— Start —

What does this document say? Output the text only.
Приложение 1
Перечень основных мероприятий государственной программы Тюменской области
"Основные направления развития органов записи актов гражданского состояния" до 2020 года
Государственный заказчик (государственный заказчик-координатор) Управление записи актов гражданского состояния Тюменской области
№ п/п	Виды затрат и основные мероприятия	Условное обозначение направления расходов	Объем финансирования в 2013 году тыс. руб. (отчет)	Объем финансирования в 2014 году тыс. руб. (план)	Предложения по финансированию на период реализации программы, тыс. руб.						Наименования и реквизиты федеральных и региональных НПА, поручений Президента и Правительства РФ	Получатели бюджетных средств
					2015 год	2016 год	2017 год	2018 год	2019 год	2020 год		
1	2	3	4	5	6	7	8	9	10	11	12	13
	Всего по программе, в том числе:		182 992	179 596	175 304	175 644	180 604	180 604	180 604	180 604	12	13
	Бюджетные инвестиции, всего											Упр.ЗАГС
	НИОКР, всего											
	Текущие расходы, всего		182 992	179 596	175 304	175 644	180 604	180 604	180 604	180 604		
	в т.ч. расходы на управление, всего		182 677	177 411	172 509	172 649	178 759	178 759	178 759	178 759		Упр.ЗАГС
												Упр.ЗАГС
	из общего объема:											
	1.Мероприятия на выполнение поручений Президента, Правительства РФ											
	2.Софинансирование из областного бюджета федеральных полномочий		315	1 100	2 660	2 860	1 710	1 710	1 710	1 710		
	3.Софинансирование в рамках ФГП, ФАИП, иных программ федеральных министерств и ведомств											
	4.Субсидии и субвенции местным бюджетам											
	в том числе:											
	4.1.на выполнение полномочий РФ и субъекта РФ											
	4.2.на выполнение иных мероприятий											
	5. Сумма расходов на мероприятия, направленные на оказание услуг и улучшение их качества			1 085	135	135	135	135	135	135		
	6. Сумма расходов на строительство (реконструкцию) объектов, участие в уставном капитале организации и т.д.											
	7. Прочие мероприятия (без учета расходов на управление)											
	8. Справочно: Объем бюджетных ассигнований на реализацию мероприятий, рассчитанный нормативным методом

— End —
— Start —

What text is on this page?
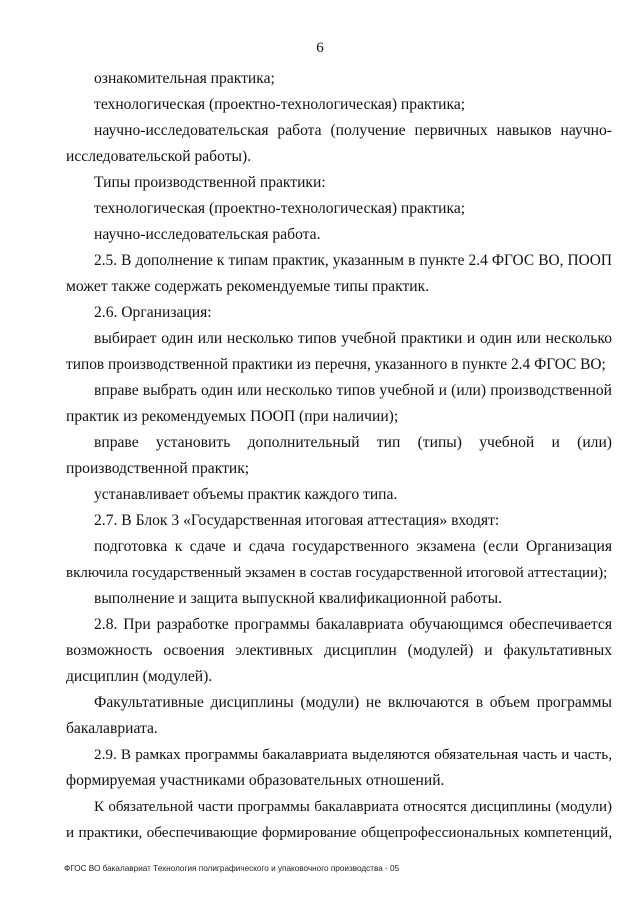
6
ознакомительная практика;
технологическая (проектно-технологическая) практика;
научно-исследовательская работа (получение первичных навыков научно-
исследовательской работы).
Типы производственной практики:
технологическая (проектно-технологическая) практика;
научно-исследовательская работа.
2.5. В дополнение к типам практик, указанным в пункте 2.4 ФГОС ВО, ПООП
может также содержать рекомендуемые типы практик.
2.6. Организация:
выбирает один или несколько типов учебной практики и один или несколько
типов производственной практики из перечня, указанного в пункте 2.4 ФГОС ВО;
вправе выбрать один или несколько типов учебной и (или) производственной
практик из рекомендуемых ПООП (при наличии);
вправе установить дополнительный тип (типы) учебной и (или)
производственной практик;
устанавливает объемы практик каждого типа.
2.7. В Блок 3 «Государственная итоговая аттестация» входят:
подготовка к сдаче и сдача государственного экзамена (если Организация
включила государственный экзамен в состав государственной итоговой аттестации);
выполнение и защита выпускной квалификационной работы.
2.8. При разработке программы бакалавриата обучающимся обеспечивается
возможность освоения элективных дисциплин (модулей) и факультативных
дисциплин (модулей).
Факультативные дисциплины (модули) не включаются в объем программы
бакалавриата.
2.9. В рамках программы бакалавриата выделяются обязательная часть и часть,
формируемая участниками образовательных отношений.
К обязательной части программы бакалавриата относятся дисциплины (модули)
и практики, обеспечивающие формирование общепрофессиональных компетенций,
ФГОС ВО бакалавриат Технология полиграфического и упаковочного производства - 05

— End —
— Start —

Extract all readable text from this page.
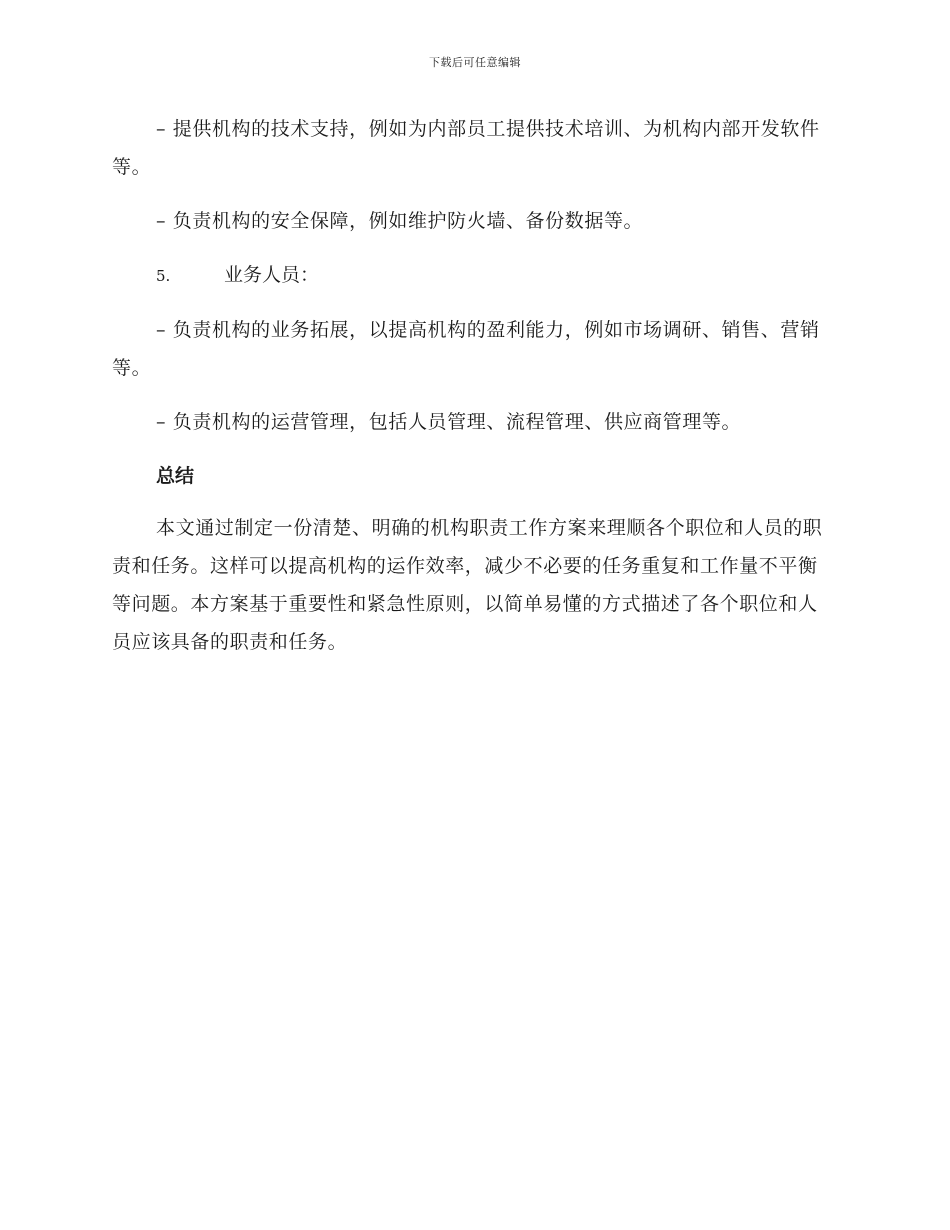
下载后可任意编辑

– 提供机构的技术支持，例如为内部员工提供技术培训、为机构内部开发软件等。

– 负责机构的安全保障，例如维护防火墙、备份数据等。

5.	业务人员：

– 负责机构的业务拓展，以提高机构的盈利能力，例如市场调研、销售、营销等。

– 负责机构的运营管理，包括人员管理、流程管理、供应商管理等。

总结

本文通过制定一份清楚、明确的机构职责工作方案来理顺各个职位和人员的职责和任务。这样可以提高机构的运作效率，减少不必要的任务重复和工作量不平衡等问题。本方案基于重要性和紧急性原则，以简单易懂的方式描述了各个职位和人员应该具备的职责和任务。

— End —

__WRITTEN INSTRUCTION__
Locate each line containing the string "расходы" and show it.

__EXERCISE SOLUTION__
	Текущие расходы, всего		182 992	179 596	175 304	175 644	180 604	180 604	180 604	180 604		
	в т.ч. расходы на управление, всего		182 677	177 411	172 509	172 649	178 759	178 759	178 759	178 759		Упр.ЗАГС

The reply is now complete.